*** Data extract

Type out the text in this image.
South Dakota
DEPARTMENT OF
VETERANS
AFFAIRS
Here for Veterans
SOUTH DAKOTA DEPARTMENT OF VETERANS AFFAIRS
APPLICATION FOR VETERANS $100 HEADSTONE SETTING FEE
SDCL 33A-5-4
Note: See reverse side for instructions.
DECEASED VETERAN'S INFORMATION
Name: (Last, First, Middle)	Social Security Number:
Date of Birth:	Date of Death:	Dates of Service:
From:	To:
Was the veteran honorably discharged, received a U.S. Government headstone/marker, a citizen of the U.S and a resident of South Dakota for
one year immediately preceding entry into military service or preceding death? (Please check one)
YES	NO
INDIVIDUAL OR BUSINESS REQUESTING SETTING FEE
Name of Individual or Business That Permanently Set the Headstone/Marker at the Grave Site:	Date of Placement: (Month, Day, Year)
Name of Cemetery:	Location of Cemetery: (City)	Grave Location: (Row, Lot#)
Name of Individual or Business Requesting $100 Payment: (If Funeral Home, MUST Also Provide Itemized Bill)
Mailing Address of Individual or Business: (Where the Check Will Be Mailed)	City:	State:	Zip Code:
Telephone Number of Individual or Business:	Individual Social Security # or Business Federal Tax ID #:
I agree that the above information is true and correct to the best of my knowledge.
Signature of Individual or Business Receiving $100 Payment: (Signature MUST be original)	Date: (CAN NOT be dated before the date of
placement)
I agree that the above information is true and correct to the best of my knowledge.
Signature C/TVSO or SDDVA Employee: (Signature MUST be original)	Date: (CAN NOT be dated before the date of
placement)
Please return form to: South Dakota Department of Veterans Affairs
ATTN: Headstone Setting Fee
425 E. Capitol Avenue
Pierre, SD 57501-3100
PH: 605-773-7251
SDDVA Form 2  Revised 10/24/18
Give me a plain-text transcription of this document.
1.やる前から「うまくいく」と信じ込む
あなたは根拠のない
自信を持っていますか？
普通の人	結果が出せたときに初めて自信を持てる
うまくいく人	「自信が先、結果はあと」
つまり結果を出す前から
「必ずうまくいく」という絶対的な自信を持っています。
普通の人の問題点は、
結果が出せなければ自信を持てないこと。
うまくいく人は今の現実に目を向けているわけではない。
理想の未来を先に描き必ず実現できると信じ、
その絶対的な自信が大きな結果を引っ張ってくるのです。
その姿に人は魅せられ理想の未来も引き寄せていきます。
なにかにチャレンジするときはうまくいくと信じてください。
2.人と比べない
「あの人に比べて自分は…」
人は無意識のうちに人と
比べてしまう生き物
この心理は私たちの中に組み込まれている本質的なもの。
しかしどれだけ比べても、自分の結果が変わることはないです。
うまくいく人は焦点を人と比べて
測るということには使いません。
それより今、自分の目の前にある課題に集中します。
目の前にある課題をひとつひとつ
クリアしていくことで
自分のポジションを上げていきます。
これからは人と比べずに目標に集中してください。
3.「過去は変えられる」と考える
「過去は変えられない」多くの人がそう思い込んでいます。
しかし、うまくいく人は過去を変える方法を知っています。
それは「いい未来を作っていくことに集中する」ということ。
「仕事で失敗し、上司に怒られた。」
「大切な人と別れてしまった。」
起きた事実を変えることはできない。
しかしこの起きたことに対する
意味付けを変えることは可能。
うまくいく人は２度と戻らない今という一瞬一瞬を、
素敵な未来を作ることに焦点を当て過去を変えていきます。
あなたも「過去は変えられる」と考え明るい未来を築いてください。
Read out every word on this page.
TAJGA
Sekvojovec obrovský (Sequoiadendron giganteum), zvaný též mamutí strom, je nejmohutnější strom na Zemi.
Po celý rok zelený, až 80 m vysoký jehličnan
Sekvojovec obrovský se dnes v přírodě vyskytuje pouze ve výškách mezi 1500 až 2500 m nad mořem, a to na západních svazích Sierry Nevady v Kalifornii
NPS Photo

******

# Exercise aim
Each line from the one containing "Read out every word on this page." to the final line of the entries above must be returned exactly, and no other line may appear.

# Solution to this task
Read out every word on this page.
TAJGA
Sekvojovec obrovský (Sequoiadendron giganteum), zvaný též mamutí strom, je nejmohutnější strom na Zemi.
Po celý rok zelený, až 80 m vysoký jehličnan
Sekvojovec obrovský se dnes v přírodě vyskytuje pouze ve výškách mezi 1500 až 2500 m nad mořem, a to na západních svazích Sierry Nevady v Kalifornii
NPS Photo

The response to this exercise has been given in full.